__INSTRUCTIONS FOR THE TASK__: Transcribe the records below exactly.

__Stored data__:
+-------+
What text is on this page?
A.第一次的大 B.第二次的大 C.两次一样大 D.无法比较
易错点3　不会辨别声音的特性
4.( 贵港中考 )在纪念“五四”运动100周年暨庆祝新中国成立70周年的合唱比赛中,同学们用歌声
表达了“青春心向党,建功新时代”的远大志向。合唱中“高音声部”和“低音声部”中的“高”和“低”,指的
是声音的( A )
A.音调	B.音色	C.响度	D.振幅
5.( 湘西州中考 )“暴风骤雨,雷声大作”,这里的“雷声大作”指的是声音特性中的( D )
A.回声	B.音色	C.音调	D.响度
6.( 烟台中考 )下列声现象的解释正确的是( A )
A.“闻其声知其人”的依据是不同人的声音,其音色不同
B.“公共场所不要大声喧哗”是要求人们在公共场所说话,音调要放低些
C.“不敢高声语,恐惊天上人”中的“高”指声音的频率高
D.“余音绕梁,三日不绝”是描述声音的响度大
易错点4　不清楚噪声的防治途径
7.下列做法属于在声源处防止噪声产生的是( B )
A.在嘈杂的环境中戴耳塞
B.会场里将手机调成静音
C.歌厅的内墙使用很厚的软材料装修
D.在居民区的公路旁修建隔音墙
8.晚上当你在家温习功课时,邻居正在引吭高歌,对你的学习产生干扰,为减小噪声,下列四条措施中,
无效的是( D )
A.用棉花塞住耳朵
+-------+
__FINISHED TASK__:
What text is on this page?
A.第一次的大 B.第二次的大 C.两次一样大 D.无法比较
易错点3　不会辨别声音的特性
4.( 贵港中考 )在纪念“五四”运动100周年暨庆祝新中国成立70周年的合唱比赛中,同学们用歌声
表达了“青春心向党,建功新时代”的远大志向。合唱中“高音声部”和“低音声部”中的“高”和“低”,指的
是声音的( A )
A.音调	B.音色	C.响度	D.振幅
5.( 湘西州中考 )“暴风骤雨,雷声大作”,这里的“雷声大作”指的是声音特性中的( D )
A.回声	B.音色	C.音调	D.响度
6.( 烟台中考 )下列声现象的解释正确的是( A )
A.“闻其声知其人”的依据是不同人的声音,其音色不同
B.“公共场所不要大声喧哗”是要求人们在公共场所说话,音调要放低些
C.“不敢高声语,恐惊天上人”中的“高”指声音的频率高
D.“余音绕梁,三日不绝”是描述声音的响度大
易错点4　不清楚噪声的防治途径
7.下列做法属于在声源处防止噪声产生的是( B )
A.在嘈杂的环境中戴耳塞
B.会场里将手机调成静音
C.歌厅的内墙使用很厚的软材料装修
D.在居民区的公路旁修建隔音墙
8.晚上当你在家温习功课时,邻居正在引吭高歌,对你的学习产生干扰,为减小噪声,下列四条措施中,
无效的是( D )
A.用棉花塞住耳朵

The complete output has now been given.